╭──

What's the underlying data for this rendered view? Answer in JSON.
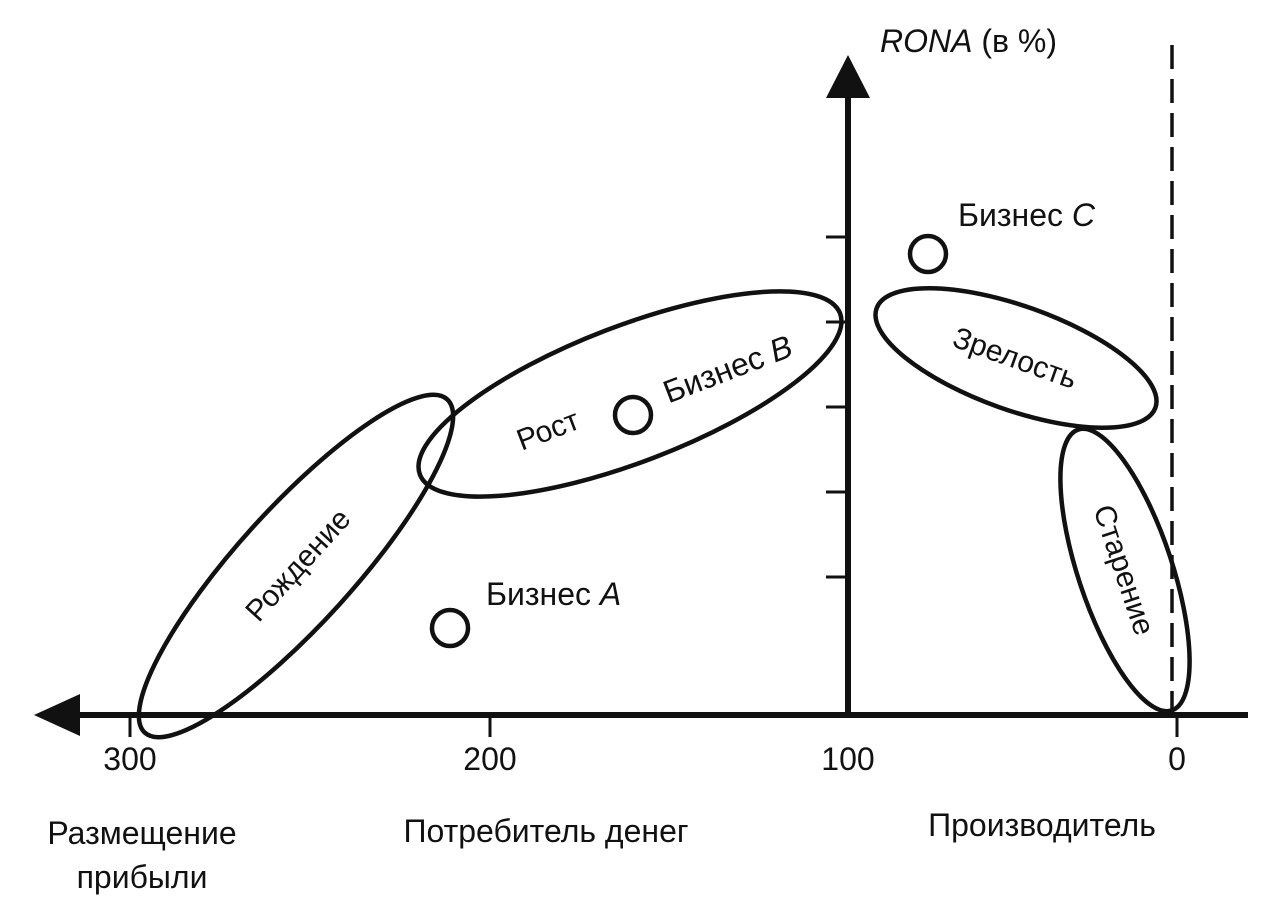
{
  "axis": {
    "y_label_italic": "RONA",
    "y_label_rest": " (в %)",
    "x_ticks": [
      "300",
      "200",
      "100",
      "0"
    ]
  },
  "regions": {
    "birth": "Рождение",
    "growth": "Рост",
    "maturity": "Зрелость",
    "aging": "Старение"
  },
  "businesses": {
    "a": {
      "prefix": "Бизнес ",
      "letter": "A"
    },
    "b": {
      "prefix": "Бизнес ",
      "letter": "B"
    },
    "c": {
      "prefix": "Бизнес ",
      "letter": "C"
    }
  },
  "zones": {
    "profit_line1": "Размещение",
    "profit_line2": "прибыли",
    "consumer": "Потребитель денег",
    "producer": "Производитель"
  },
  "colors": {
    "ink": "#111111",
    "paper": "#ffffff"
  }
}
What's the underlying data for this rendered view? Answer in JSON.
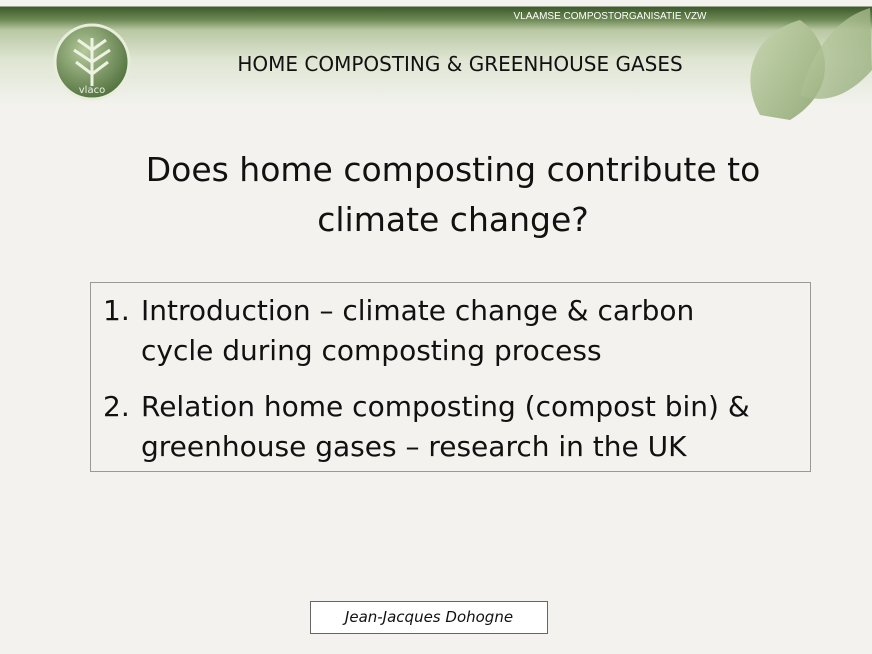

╰──

*Problem description*. Return each line from the material above exactly, but not the pictures.

*Solution to the problem*.
What's the underlying data for this rendered view? Answer in JSON.
{
  "axis": {
    "y_label_italic": "RONA",
    "y_label_rest": " (в %)",
    "x_ticks": [
      "300",
      "200",
      "100",
      "0"
    ]
  },
  "regions": {
    "birth": "Рождение",
    "growth": "Рост",
    "maturity": "Зрелость",
    "aging": "Старение"
  },
  "businesses": {
    "a": {
      "prefix": "Бизнес ",
      "letter": "A"
    },
    "b": {
      "prefix": "Бизнес ",
      "letter": "B"
    },
    "c": {
      "prefix": "Бизнес ",
      "letter": "C"
    }
  },
  "zones": {
    "profit_line1": "Размещение",
    "profit_line2": "прибыли",
    "consumer": "Потребитель денег",
    "producer": "Производитель"
  },
  "colors": {
    "ink": "#111111",
    "paper": "#ffffff"
  }
}
What's the underlying data for this rendered view? Answer in JSON.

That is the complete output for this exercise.